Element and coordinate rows
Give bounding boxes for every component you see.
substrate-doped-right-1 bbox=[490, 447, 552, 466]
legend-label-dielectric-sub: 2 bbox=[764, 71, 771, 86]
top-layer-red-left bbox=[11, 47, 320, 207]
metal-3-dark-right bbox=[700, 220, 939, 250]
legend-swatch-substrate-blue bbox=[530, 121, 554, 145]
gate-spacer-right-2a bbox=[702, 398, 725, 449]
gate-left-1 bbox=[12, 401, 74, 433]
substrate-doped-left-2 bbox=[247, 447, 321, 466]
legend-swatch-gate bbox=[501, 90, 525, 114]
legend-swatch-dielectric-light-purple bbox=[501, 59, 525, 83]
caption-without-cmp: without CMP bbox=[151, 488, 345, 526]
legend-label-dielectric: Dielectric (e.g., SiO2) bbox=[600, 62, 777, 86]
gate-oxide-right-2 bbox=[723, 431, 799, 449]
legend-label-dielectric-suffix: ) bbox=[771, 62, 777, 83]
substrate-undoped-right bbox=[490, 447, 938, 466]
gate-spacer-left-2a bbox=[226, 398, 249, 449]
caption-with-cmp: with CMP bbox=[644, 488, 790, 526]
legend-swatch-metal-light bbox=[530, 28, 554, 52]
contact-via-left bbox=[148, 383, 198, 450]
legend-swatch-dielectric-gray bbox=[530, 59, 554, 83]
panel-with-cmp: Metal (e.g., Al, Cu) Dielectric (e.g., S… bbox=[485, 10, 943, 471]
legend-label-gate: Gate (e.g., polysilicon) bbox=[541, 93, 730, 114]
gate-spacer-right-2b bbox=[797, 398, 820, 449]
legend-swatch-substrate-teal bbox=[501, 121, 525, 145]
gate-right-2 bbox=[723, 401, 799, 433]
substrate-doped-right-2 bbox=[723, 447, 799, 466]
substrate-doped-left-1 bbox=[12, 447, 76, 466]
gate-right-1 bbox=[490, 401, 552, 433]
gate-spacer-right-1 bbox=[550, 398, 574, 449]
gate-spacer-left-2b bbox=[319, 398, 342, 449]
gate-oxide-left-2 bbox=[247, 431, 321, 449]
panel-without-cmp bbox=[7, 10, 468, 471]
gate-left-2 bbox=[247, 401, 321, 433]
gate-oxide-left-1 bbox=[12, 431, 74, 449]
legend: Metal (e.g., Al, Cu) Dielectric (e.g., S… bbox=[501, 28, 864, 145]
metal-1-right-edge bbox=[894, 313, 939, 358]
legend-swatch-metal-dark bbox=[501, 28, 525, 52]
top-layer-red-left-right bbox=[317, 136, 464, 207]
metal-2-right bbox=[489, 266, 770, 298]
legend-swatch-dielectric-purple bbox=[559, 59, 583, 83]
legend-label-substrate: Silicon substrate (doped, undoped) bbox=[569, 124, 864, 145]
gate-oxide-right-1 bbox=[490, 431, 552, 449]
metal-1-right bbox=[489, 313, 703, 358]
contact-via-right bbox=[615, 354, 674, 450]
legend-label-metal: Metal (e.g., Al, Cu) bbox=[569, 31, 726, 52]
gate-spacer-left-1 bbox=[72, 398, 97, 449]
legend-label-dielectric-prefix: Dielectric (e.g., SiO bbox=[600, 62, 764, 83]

Work required =>
Reproduce every line of the rows above without any change.

Result for this exercise =>
Give bounding boxes for every component you see.
substrate-doped-right-1 bbox=[490, 447, 552, 466]
legend-label-dielectric-sub: 2 bbox=[764, 71, 771, 86]
top-layer-red-left bbox=[11, 47, 320, 207]
metal-3-dark-right bbox=[700, 220, 939, 250]
legend-swatch-substrate-blue bbox=[530, 121, 554, 145]
gate-spacer-right-2a bbox=[702, 398, 725, 449]
gate-left-1 bbox=[12, 401, 74, 433]
substrate-doped-left-2 bbox=[247, 447, 321, 466]
legend-swatch-gate bbox=[501, 90, 525, 114]
legend-swatch-dielectric-light-purple bbox=[501, 59, 525, 83]
caption-without-cmp: without CMP bbox=[151, 488, 345, 526]
legend-label-dielectric: Dielectric (e.g., SiO2) bbox=[600, 62, 777, 86]
gate-oxide-right-2 bbox=[723, 431, 799, 449]
legend-label-dielectric-suffix: ) bbox=[771, 62, 777, 83]
substrate-undoped-right bbox=[490, 447, 938, 466]
gate-spacer-left-2a bbox=[226, 398, 249, 449]
caption-with-cmp: with CMP bbox=[644, 488, 790, 526]
legend-swatch-metal-light bbox=[530, 28, 554, 52]
contact-via-left bbox=[148, 383, 198, 450]
legend-swatch-dielectric-gray bbox=[530, 59, 554, 83]
panel-with-cmp: Metal (e.g., Al, Cu) Dielectric (e.g., S… bbox=[485, 10, 943, 471]
legend-label-gate: Gate (e.g., polysilicon) bbox=[541, 93, 730, 114]
gate-spacer-right-2b bbox=[797, 398, 820, 449]
legend-swatch-substrate-teal bbox=[501, 121, 525, 145]
gate-right-2 bbox=[723, 401, 799, 433]
substrate-doped-right-2 bbox=[723, 447, 799, 466]
substrate-doped-left-1 bbox=[12, 447, 76, 466]
gate-right-1 bbox=[490, 401, 552, 433]
gate-spacer-right-1 bbox=[550, 398, 574, 449]
gate-spacer-left-2b bbox=[319, 398, 342, 449]
gate-oxide-left-2 bbox=[247, 431, 321, 449]
panel-without-cmp bbox=[7, 10, 468, 471]
gate-left-2 bbox=[247, 401, 321, 433]
gate-oxide-left-1 bbox=[12, 431, 74, 449]
legend: Metal (e.g., Al, Cu) Dielectric (e.g., S… bbox=[501, 28, 864, 145]
metal-1-right-edge bbox=[894, 313, 939, 358]
legend-swatch-metal-dark bbox=[501, 28, 525, 52]
top-layer-red-left-right bbox=[317, 136, 464, 207]
metal-2-right bbox=[489, 266, 770, 298]
legend-swatch-dielectric-purple bbox=[559, 59, 583, 83]
legend-label-substrate: Silicon substrate (doped, undoped) bbox=[569, 124, 864, 145]
gate-oxide-right-1 bbox=[490, 431, 552, 449]
metal-1-right bbox=[489, 313, 703, 358]
contact-via-right bbox=[615, 354, 674, 450]
legend-label-metal: Metal (e.g., Al, Cu) bbox=[569, 31, 726, 52]
gate-spacer-left-1 bbox=[72, 398, 97, 449]
legend-label-dielectric-prefix: Dielectric (e.g., SiO bbox=[600, 62, 764, 83]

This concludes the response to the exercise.